What is needed — Look through the entries below and report how many lines hold the string "entry". Only the number is wanted.

## Begin

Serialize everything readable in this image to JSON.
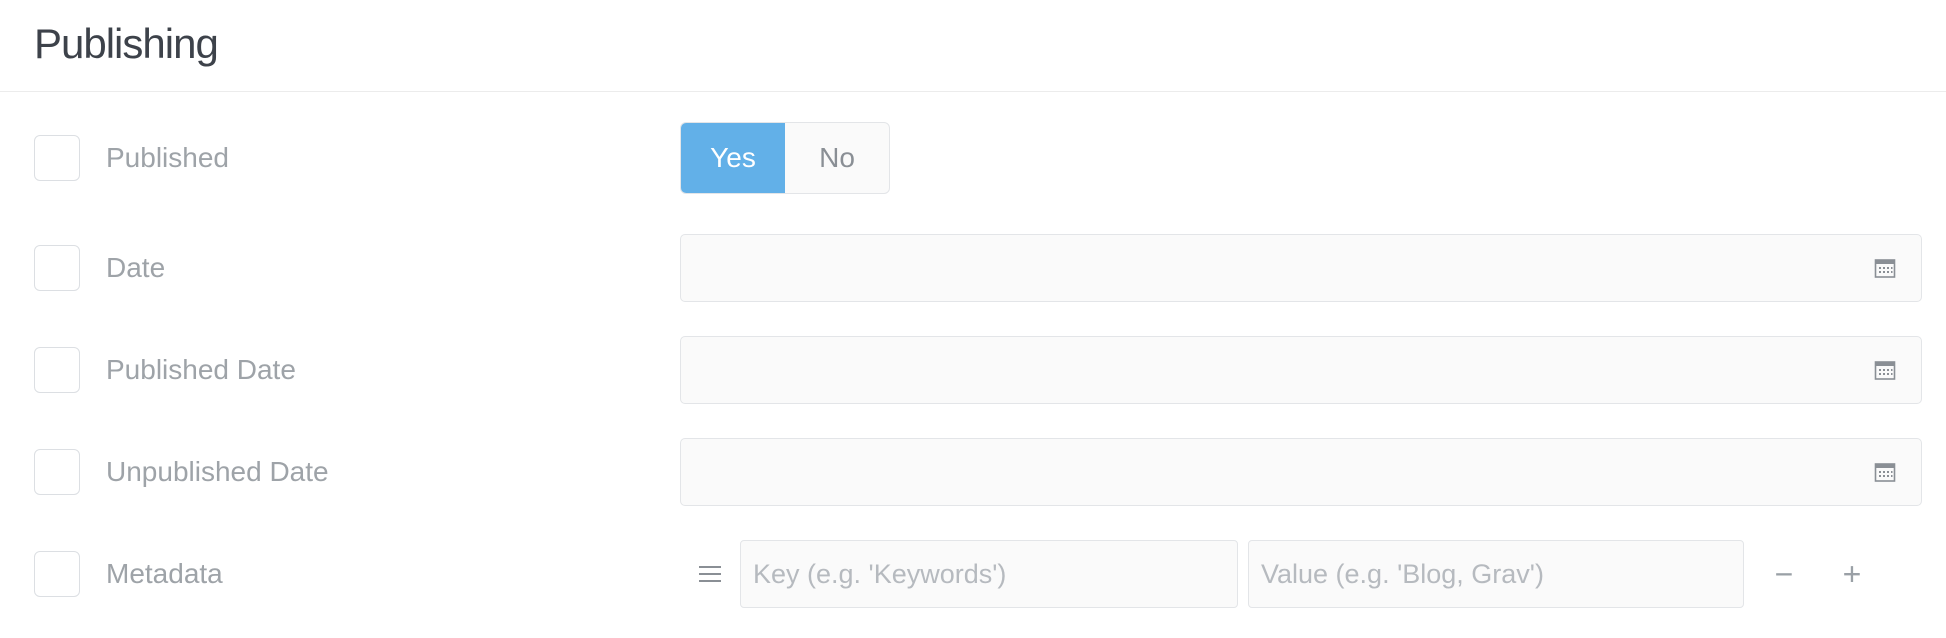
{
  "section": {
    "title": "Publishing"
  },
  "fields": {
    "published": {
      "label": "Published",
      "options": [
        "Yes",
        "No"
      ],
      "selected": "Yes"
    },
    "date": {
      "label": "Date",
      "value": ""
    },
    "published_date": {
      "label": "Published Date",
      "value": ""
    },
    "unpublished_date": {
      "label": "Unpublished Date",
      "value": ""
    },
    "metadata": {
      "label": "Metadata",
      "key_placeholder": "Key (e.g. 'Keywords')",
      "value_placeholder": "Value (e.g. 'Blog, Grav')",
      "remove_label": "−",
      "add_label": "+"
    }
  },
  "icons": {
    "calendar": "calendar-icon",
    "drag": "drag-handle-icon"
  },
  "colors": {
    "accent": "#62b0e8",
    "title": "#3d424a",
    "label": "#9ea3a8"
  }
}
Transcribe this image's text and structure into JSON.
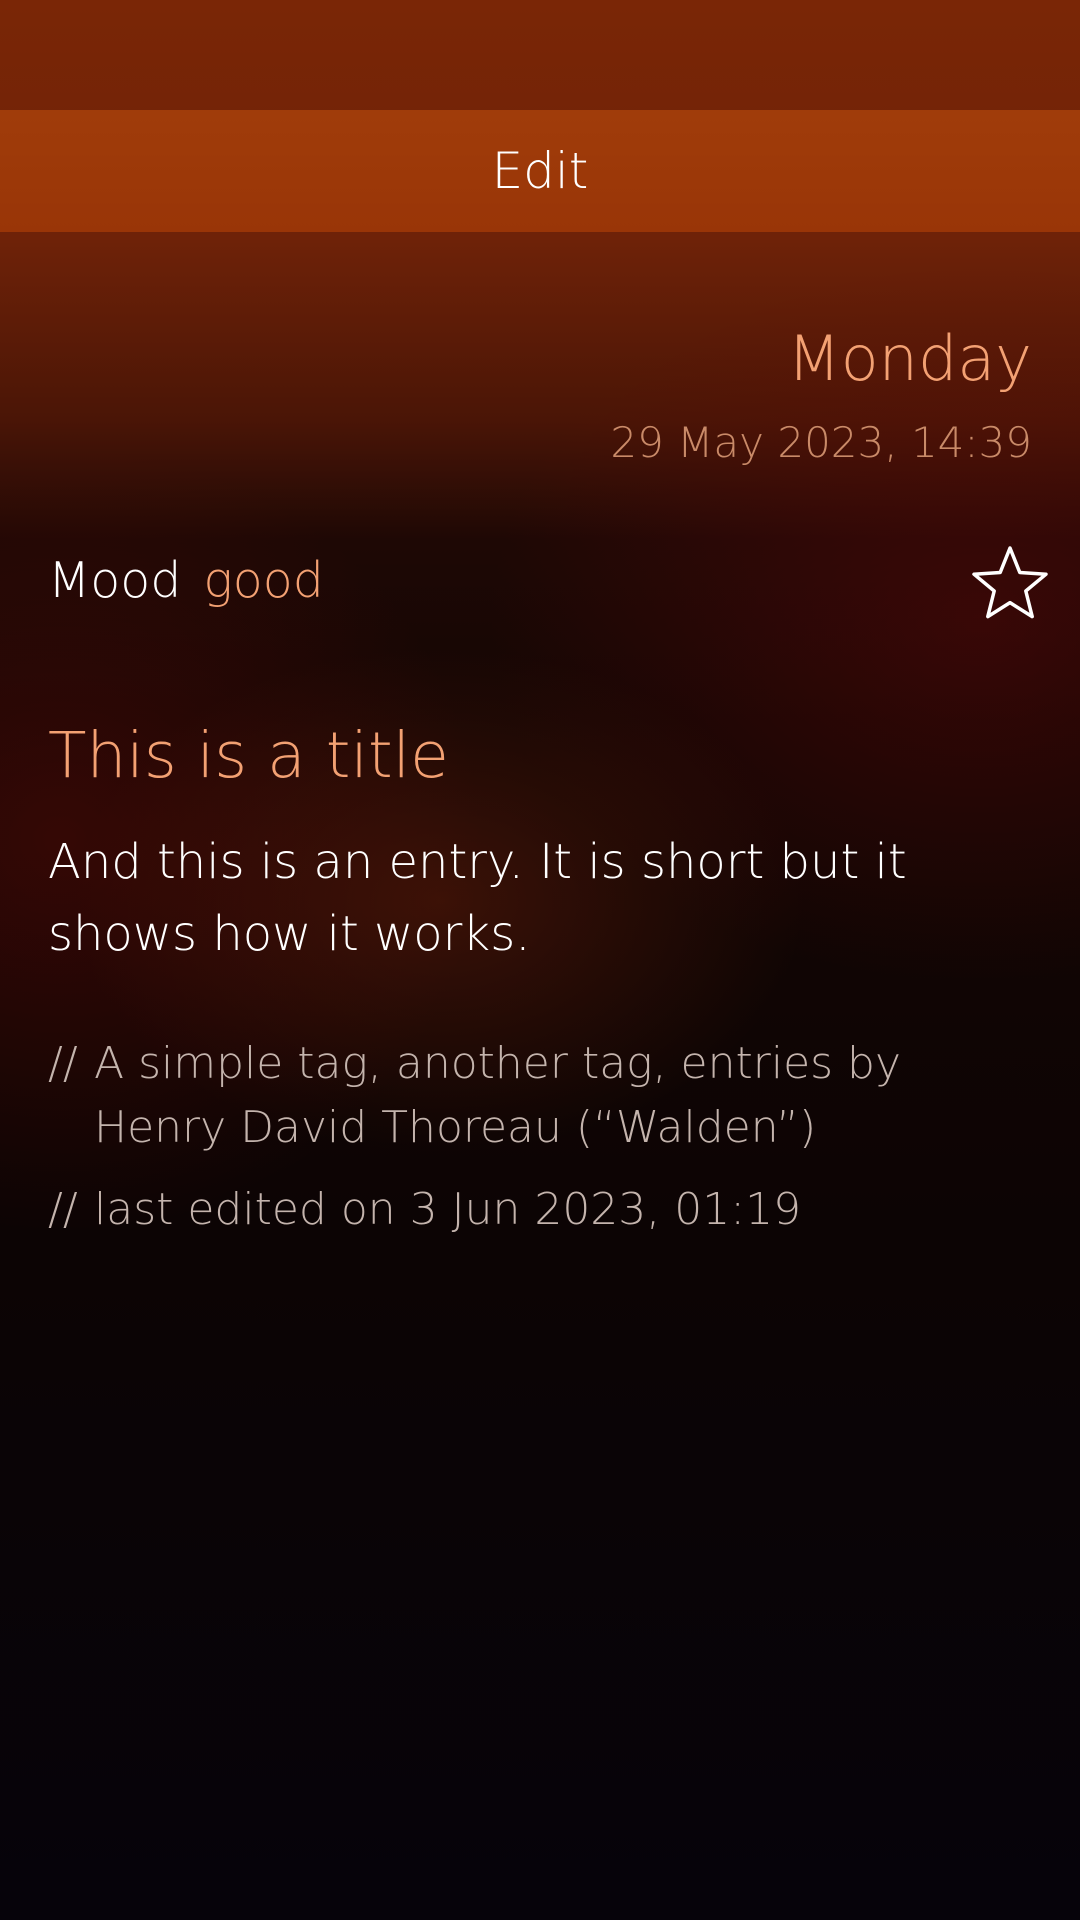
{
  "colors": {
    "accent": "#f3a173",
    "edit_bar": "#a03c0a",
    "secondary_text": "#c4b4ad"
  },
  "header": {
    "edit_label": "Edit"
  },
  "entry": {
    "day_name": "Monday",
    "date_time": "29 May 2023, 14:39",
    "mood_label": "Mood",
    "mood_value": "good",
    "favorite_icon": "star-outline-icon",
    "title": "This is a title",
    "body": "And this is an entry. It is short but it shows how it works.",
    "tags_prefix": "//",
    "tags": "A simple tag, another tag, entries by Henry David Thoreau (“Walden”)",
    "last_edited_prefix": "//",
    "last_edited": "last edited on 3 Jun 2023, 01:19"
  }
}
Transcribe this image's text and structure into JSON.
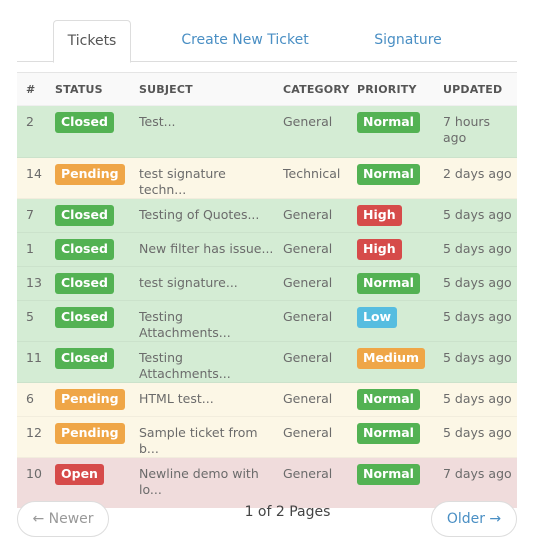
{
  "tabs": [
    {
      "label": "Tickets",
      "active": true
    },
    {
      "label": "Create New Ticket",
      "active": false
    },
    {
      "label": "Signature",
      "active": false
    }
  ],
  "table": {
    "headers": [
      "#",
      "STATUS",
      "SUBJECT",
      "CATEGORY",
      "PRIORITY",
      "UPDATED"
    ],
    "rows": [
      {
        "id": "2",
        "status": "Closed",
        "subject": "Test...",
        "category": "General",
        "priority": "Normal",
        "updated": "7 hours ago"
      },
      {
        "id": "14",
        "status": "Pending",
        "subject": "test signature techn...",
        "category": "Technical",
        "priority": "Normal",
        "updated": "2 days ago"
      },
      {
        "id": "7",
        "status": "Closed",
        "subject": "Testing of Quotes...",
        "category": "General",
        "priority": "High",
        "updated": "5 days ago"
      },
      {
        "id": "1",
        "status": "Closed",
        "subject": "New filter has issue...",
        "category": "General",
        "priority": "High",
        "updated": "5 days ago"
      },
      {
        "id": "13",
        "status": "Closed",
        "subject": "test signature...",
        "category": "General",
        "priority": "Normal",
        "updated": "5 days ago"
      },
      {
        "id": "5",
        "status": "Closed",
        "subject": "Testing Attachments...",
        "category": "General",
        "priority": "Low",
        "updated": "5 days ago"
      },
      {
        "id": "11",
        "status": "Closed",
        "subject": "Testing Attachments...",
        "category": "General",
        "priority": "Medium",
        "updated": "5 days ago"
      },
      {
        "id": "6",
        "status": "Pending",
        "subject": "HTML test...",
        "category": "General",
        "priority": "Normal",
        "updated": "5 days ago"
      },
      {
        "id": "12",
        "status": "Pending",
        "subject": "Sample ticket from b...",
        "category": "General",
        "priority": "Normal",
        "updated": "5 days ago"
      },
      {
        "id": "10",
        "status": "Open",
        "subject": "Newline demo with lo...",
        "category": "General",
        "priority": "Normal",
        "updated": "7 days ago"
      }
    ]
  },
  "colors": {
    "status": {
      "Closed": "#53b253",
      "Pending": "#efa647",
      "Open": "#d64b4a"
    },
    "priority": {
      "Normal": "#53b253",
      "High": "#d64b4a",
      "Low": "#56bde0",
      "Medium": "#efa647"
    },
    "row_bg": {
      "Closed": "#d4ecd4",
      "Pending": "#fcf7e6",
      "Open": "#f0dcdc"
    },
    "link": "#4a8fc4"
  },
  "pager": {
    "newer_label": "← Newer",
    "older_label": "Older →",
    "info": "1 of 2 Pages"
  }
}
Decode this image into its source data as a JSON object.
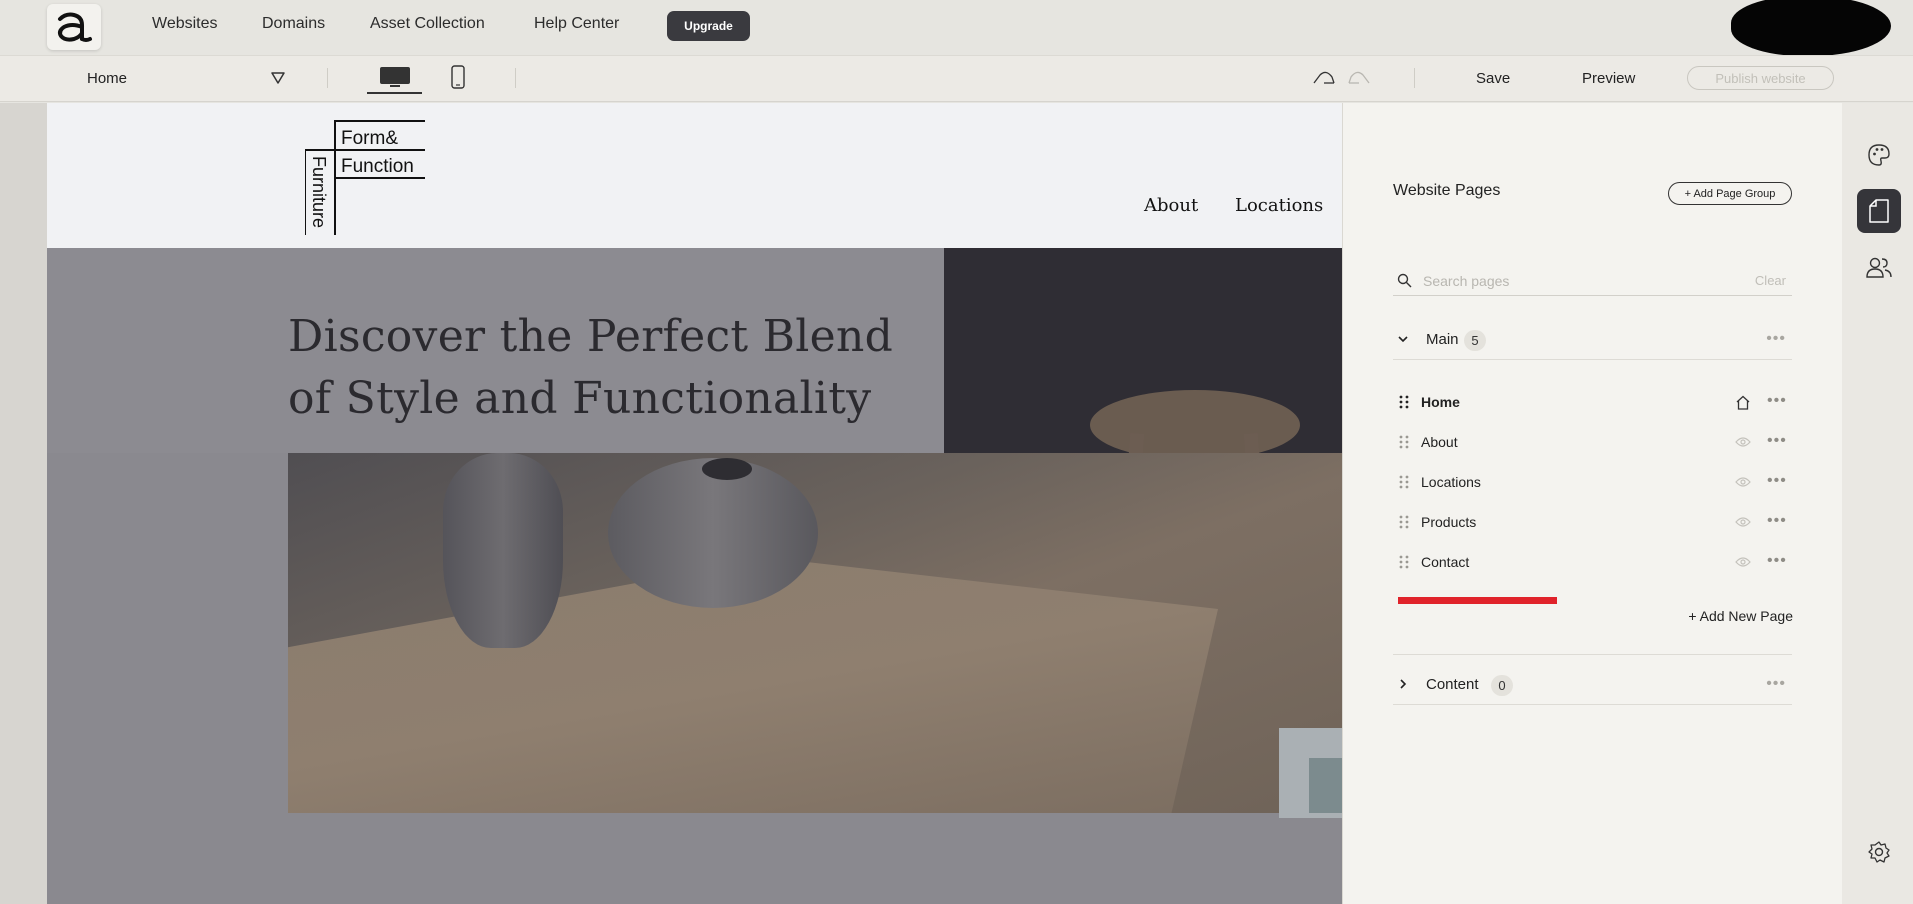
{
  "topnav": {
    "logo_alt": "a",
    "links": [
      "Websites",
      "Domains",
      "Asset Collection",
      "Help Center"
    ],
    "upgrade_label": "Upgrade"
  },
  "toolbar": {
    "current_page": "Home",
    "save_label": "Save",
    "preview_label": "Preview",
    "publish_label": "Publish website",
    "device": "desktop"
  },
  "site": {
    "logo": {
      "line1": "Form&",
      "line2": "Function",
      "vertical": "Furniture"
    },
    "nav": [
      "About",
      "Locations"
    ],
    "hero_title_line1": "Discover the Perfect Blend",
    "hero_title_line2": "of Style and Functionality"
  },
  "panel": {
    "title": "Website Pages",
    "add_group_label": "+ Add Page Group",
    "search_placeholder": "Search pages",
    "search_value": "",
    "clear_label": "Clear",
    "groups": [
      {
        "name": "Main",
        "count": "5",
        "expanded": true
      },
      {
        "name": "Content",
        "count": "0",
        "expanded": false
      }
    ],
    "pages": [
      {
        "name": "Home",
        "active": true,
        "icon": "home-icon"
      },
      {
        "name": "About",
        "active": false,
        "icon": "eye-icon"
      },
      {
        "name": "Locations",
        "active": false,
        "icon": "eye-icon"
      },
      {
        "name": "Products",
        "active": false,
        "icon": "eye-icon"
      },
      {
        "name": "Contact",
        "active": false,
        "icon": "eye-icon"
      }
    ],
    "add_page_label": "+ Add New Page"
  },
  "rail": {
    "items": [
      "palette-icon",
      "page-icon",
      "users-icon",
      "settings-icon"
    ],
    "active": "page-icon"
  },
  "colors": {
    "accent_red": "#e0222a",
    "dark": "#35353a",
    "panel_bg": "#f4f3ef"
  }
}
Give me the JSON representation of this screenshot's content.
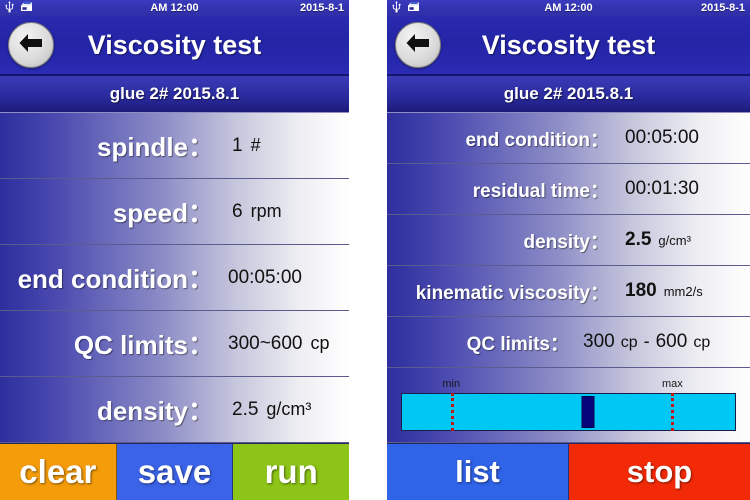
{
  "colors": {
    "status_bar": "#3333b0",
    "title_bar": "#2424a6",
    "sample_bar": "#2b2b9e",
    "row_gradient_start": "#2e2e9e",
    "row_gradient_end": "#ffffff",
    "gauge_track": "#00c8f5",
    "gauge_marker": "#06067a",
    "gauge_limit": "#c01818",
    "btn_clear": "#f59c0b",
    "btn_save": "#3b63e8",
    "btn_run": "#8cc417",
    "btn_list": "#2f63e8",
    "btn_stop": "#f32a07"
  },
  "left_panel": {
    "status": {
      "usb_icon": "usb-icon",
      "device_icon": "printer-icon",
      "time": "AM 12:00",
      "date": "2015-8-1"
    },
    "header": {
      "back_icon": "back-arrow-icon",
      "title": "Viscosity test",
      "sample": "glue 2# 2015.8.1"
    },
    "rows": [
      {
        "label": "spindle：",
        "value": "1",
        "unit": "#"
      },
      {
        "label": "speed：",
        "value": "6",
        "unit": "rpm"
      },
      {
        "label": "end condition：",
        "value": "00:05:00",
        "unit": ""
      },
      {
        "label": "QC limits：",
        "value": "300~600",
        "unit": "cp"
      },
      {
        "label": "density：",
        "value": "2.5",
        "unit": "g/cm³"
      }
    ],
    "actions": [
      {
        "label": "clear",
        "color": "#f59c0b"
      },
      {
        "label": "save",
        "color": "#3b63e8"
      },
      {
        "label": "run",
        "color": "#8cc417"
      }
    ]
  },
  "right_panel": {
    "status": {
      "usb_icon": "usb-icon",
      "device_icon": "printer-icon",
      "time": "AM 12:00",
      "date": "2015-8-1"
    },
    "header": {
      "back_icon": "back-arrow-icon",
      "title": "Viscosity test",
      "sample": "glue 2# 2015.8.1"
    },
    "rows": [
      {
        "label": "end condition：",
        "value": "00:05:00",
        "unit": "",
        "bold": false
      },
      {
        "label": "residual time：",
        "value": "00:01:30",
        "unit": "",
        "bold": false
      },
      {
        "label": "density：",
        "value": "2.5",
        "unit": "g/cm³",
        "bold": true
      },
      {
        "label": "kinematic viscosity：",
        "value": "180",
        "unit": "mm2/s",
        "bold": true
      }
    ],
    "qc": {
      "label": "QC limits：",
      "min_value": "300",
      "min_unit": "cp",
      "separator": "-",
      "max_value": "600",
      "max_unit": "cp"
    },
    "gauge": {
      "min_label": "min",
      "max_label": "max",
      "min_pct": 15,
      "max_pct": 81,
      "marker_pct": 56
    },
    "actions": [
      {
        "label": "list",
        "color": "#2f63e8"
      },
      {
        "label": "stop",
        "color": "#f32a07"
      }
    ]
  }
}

## End

Final result — 2